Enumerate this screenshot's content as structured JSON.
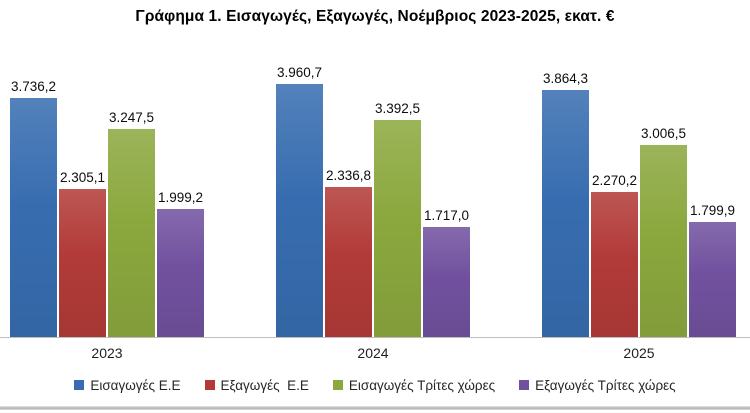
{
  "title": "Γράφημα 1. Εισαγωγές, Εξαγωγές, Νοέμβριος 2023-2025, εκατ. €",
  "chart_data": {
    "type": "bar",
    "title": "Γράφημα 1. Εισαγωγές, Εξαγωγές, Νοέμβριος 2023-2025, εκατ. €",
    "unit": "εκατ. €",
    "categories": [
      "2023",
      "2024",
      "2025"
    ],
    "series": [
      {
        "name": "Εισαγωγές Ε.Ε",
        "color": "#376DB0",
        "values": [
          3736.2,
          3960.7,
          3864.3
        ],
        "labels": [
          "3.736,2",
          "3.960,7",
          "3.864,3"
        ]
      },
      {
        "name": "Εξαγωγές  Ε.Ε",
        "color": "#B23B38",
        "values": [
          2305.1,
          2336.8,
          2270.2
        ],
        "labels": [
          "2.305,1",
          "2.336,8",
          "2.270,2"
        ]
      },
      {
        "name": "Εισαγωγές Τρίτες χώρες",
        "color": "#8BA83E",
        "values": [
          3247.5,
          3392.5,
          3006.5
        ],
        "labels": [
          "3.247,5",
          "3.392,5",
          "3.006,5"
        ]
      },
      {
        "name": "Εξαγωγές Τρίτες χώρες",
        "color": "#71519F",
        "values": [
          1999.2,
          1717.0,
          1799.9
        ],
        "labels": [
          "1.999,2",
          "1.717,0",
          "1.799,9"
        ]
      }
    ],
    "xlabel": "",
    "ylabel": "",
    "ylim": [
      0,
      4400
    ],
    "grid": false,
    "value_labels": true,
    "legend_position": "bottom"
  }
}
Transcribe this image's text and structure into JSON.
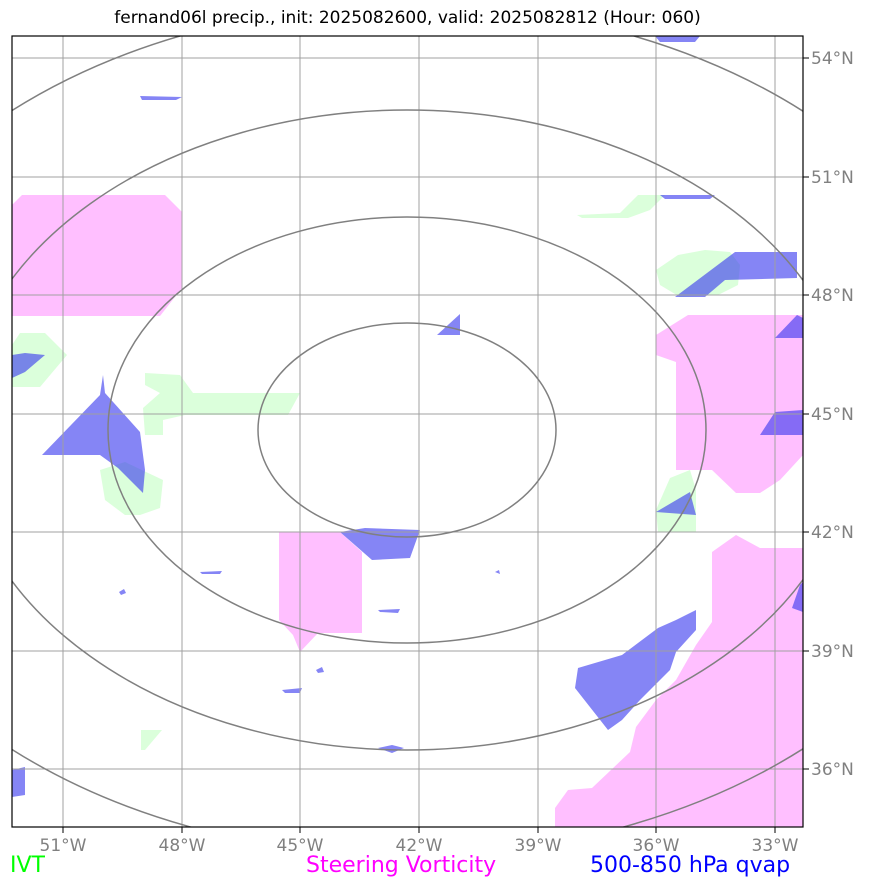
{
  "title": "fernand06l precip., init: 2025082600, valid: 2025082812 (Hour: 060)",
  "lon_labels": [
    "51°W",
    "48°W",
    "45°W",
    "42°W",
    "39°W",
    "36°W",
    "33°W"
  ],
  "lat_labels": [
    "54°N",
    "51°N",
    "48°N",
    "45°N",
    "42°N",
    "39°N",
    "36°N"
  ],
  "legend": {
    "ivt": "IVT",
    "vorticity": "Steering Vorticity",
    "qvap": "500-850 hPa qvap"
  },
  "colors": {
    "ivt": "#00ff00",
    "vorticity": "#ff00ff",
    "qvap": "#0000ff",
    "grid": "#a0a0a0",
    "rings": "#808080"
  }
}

◆ ◆ ◆ ◆

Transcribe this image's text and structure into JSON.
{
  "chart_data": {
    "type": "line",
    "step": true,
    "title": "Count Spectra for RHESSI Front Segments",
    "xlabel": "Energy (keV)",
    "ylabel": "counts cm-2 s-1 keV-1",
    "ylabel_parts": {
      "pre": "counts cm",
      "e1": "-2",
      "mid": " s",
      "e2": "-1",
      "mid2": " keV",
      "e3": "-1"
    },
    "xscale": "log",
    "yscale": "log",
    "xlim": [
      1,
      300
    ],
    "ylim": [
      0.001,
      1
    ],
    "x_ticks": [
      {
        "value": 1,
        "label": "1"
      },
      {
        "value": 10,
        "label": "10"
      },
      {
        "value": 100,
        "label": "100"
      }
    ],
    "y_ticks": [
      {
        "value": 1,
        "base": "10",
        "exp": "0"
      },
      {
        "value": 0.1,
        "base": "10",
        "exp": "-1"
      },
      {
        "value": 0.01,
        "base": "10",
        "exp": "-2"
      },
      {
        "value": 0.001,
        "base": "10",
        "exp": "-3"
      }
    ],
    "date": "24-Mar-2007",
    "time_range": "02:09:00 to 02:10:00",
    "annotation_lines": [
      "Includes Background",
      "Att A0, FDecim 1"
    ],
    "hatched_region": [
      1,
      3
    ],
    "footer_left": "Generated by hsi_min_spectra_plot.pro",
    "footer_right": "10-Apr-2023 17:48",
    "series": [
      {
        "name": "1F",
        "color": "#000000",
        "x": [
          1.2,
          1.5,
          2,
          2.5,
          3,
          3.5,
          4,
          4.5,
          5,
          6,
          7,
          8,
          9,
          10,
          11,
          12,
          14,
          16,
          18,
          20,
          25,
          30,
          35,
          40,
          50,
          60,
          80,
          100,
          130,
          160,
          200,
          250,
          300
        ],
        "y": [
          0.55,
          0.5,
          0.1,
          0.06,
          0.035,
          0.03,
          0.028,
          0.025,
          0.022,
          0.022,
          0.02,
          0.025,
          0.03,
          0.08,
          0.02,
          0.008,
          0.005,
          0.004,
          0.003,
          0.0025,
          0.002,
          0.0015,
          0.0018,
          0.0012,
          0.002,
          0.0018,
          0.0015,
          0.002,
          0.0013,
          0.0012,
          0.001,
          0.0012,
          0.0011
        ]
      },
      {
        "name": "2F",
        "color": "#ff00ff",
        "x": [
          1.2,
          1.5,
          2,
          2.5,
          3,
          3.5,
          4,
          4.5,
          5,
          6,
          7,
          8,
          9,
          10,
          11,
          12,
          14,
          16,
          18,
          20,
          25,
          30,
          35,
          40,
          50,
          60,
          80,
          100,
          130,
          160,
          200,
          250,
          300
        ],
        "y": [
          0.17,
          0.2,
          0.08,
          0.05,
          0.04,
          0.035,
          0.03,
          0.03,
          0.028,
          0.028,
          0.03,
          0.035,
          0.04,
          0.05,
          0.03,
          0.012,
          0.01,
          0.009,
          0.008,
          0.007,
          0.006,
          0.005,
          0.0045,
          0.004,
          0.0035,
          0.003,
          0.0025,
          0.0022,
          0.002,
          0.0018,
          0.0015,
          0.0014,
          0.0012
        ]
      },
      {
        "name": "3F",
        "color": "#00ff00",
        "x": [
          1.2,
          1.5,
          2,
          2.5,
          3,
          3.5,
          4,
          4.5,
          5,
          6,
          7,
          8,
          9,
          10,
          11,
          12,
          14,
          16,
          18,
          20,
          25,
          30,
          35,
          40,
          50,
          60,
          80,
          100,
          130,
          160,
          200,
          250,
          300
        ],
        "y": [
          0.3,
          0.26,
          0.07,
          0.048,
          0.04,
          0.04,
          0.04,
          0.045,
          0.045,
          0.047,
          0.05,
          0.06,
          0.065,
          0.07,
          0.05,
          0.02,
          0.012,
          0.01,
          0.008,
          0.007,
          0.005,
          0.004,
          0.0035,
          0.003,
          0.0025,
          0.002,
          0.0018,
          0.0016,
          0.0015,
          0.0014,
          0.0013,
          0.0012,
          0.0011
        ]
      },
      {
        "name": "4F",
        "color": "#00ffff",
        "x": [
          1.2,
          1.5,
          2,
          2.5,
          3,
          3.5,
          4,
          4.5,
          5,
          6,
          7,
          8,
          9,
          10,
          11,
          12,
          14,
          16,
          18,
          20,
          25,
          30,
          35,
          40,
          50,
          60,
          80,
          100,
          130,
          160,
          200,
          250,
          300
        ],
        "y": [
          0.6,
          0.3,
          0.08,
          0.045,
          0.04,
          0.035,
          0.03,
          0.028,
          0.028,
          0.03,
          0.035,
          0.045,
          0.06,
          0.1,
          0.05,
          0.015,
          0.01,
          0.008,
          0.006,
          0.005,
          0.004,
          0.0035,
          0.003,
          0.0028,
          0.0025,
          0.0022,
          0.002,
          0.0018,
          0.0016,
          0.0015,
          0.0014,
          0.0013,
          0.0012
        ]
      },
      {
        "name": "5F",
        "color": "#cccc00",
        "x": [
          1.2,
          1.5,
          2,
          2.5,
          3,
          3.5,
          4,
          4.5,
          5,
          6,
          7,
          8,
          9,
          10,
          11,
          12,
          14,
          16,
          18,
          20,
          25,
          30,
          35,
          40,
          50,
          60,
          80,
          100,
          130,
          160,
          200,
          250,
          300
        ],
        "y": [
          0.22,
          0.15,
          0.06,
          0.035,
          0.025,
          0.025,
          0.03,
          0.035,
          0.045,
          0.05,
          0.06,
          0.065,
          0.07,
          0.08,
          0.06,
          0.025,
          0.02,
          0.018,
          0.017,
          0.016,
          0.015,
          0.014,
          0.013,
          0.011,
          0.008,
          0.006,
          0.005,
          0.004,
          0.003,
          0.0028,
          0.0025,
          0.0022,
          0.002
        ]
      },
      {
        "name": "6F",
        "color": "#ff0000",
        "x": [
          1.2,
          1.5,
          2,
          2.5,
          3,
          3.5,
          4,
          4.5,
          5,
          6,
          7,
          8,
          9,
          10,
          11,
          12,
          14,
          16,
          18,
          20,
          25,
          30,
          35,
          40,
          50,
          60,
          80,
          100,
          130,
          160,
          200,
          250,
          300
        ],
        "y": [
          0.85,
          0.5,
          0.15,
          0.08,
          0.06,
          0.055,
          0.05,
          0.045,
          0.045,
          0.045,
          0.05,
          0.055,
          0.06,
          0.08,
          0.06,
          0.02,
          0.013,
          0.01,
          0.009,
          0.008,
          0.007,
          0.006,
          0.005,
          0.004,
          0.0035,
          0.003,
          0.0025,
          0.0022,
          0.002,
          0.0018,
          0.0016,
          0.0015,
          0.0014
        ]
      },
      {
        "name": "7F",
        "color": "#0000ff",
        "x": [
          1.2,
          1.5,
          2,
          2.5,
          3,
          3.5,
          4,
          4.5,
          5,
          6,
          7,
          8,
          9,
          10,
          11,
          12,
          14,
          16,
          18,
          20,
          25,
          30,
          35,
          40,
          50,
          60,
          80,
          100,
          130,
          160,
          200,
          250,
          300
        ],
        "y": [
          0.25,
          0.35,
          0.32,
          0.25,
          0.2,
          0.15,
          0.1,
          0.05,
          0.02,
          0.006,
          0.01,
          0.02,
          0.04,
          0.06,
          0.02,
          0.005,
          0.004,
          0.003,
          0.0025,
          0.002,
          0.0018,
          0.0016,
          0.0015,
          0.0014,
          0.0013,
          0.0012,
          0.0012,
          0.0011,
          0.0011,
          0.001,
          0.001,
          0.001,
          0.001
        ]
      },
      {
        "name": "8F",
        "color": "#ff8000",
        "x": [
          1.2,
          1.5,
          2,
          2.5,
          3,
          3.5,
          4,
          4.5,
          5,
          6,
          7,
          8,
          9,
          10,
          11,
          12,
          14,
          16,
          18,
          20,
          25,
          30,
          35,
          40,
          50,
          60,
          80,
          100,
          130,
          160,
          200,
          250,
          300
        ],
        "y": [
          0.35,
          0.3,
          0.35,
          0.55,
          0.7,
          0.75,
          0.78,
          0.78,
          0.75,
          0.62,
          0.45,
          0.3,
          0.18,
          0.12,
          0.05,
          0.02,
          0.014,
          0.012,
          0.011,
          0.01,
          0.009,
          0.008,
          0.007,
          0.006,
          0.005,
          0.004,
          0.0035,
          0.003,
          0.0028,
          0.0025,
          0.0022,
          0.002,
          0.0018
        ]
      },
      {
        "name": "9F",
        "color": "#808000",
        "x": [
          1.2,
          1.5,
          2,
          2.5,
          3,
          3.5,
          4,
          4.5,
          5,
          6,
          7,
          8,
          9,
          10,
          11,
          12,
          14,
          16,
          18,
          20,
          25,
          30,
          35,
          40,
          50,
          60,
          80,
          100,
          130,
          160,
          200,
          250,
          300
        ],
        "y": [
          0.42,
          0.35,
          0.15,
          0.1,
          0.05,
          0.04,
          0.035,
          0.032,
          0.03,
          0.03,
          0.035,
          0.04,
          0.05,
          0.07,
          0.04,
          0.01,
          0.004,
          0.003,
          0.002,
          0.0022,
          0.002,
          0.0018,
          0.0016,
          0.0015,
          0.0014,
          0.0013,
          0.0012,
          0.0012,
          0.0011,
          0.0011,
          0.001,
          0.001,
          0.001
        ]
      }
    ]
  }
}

◆ ◆ ◆ ◆

• [Objective]: From the data above, copy out every line with the string "Εξαγωγές" in it.

• [Exercise result]:
  "title": "Γράφημα 1. Εισαγωγές, Εξαγωγές, Νοέμβριος 2023-2025, εκατ. €",
    "title": "Γράφημα 1. Εισαγωγές, Εξαγωγές, Νοέμβριος 2023-2025, εκατ. €",
        "name": "Εξαγωγές  Ε.Ε",
        "name": "Εξαγωγές Τρίτες χώρες",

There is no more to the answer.